◆ EXERCISE:
Print every record below exactly as written.

---

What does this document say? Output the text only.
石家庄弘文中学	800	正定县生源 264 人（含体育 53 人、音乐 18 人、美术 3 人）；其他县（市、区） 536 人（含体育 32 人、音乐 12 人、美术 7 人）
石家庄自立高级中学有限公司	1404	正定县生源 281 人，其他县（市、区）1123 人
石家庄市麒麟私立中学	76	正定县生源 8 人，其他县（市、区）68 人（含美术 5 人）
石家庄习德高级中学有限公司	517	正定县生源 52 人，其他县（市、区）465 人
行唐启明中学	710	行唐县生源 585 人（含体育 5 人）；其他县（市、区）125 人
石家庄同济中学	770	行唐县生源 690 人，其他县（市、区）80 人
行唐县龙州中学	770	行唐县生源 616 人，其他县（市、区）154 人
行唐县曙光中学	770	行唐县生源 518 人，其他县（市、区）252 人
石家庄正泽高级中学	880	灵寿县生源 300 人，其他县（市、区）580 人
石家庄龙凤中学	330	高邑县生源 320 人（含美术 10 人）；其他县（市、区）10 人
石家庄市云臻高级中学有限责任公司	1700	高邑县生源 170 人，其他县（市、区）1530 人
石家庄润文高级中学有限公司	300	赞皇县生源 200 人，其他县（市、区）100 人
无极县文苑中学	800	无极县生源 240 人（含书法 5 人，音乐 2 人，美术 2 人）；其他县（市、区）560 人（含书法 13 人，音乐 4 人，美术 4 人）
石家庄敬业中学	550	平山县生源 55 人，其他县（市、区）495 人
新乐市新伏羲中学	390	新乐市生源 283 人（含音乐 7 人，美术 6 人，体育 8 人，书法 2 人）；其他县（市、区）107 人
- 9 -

---

◆ ANSWER:
What does this document say? Output the text only.
石家庄弘文中学	800	正定县生源 264 人（含体育 53 人、音乐 18 人、美术 3 人）；其他县（市、区） 536 人（含体育 32 人、音乐 12 人、美术 7 人）
石家庄自立高级中学有限公司	1404	正定县生源 281 人，其他县（市、区）1123 人
石家庄市麒麟私立中学	76	正定县生源 8 人，其他县（市、区）68 人（含美术 5 人）
石家庄习德高级中学有限公司	517	正定县生源 52 人，其他县（市、区）465 人
行唐启明中学	710	行唐县生源 585 人（含体育 5 人）；其他县（市、区）125 人
石家庄同济中学	770	行唐县生源 690 人，其他县（市、区）80 人
行唐县龙州中学	770	行唐县生源 616 人，其他县（市、区）154 人
行唐县曙光中学	770	行唐县生源 518 人，其他县（市、区）252 人
石家庄正泽高级中学	880	灵寿县生源 300 人，其他县（市、区）580 人
石家庄龙凤中学	330	高邑县生源 320 人（含美术 10 人）；其他县（市、区）10 人
石家庄市云臻高级中学有限责任公司	1700	高邑县生源 170 人，其他县（市、区）1530 人
石家庄润文高级中学有限公司	300	赞皇县生源 200 人，其他县（市、区）100 人
无极县文苑中学	800	无极县生源 240 人（含书法 5 人，音乐 2 人，美术 2 人）；其他县（市、区）560 人（含书法 13 人，音乐 4 人，美术 4 人）
石家庄敬业中学	550	平山县生源 55 人，其他县（市、区）495 人
新乐市新伏羲中学	390	新乐市生源 283 人（含音乐 7 人，美术 6 人，体育 8 人，书法 2 人）；其他县（市、区）107 人
- 9 -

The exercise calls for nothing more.